▸ **Task goal**:
Find each line holding "cruising" and copy it out.

▸ **Records to use**:
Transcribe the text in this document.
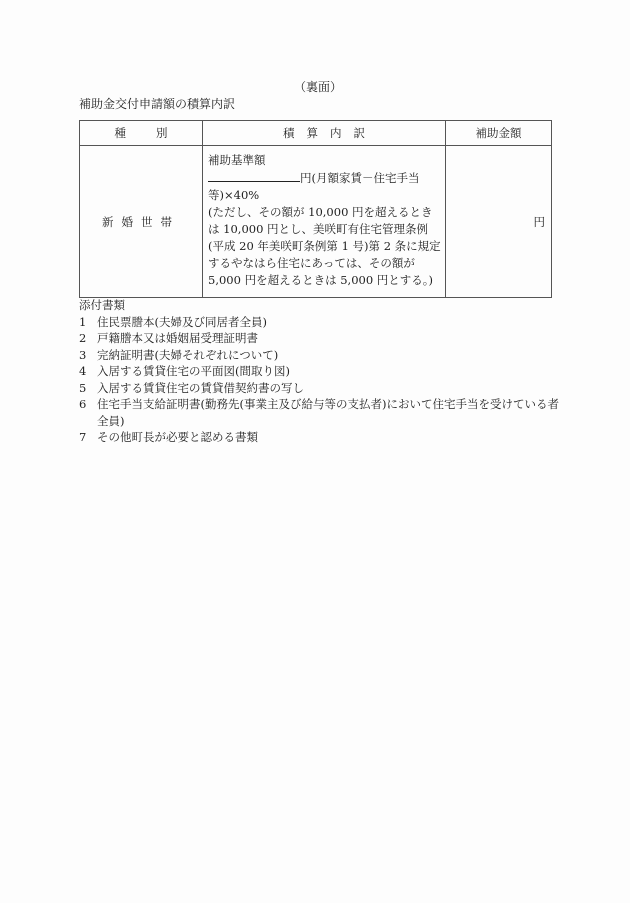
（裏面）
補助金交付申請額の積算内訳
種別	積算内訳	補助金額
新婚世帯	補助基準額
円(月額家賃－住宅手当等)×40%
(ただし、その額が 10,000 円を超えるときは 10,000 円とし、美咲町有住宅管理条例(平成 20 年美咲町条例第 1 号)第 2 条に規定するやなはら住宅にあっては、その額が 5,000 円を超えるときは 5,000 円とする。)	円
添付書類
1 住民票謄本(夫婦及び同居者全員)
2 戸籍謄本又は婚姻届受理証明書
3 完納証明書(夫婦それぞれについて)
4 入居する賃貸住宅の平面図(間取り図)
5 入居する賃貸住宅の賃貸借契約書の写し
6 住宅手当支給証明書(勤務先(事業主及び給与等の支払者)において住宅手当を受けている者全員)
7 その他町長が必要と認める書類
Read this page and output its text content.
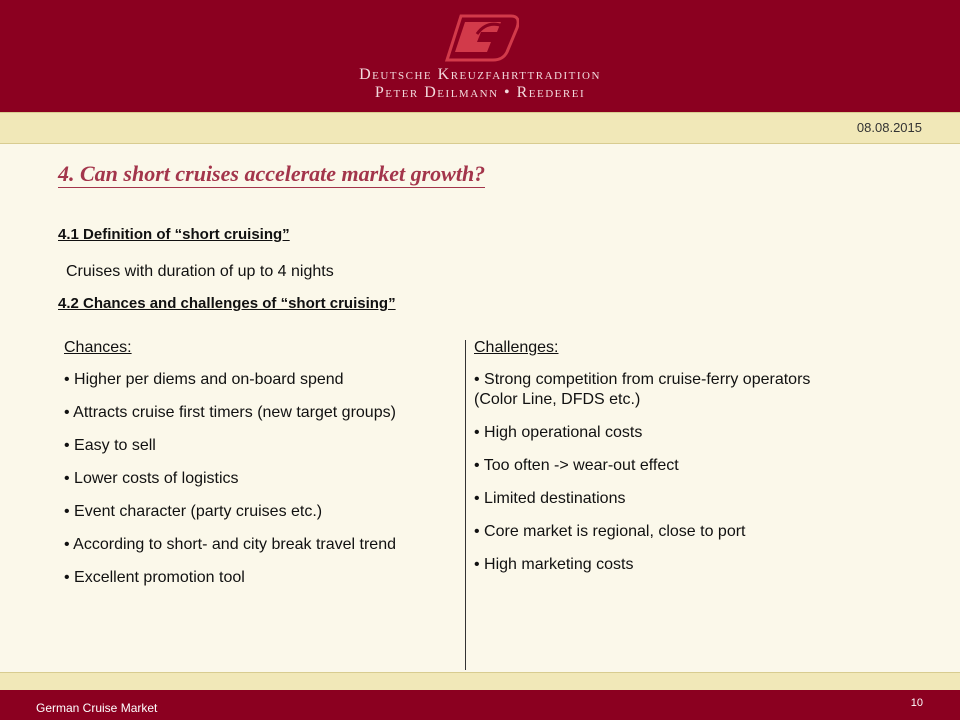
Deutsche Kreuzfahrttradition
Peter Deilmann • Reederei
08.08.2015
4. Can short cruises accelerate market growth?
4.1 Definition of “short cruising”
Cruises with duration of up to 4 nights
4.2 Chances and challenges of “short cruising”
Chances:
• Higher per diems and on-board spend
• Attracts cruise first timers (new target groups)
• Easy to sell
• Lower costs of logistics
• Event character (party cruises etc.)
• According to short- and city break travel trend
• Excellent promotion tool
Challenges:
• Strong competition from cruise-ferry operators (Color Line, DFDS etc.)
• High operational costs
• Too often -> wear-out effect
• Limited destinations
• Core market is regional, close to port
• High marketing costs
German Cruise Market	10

...

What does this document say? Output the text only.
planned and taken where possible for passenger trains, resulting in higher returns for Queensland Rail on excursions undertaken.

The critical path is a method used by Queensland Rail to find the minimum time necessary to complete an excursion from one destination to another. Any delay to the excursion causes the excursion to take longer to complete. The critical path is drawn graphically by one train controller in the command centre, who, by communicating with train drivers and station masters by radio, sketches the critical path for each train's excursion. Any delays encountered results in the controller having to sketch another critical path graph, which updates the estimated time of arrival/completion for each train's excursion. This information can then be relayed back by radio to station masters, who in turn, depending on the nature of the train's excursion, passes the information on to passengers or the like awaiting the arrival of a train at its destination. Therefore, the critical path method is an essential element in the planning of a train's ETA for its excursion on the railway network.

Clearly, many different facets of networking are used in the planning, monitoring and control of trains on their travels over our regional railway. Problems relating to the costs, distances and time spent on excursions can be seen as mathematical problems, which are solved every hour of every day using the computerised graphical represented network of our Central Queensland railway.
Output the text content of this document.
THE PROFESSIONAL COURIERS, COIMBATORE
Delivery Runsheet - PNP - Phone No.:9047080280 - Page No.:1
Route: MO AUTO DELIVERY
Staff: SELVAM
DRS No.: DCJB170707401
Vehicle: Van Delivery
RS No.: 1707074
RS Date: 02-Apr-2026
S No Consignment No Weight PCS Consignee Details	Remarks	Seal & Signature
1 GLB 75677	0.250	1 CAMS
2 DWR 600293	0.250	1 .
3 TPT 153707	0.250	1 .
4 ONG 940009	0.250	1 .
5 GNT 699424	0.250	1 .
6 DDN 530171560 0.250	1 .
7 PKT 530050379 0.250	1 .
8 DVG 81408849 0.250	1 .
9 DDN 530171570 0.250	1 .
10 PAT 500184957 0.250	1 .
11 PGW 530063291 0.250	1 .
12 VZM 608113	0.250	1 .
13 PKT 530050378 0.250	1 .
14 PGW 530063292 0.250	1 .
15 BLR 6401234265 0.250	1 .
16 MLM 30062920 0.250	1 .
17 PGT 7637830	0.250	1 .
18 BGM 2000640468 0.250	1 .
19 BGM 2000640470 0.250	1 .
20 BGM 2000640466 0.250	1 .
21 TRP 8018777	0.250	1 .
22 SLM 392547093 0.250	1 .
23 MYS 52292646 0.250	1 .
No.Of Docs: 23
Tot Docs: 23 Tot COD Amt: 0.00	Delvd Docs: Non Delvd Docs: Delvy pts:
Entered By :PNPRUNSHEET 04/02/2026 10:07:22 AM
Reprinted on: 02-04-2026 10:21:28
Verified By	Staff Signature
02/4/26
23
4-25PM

---

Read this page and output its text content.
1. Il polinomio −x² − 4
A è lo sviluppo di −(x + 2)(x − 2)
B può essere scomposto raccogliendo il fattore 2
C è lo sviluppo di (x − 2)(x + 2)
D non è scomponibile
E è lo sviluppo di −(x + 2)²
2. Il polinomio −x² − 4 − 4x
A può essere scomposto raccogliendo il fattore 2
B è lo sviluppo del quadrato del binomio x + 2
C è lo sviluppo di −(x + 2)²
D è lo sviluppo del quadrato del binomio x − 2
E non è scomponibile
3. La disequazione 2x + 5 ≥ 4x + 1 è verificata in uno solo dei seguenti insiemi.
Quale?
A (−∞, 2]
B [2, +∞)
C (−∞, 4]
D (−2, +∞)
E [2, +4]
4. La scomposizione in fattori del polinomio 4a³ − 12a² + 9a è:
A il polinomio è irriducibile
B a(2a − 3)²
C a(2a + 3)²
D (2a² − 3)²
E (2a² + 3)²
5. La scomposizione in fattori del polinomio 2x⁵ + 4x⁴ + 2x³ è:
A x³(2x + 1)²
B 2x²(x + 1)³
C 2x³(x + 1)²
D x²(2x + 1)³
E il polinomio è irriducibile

▸ **Solution to the exercise**:
4.1 Definition of “short cruising”
4.2 Chances and challenges of “short cruising”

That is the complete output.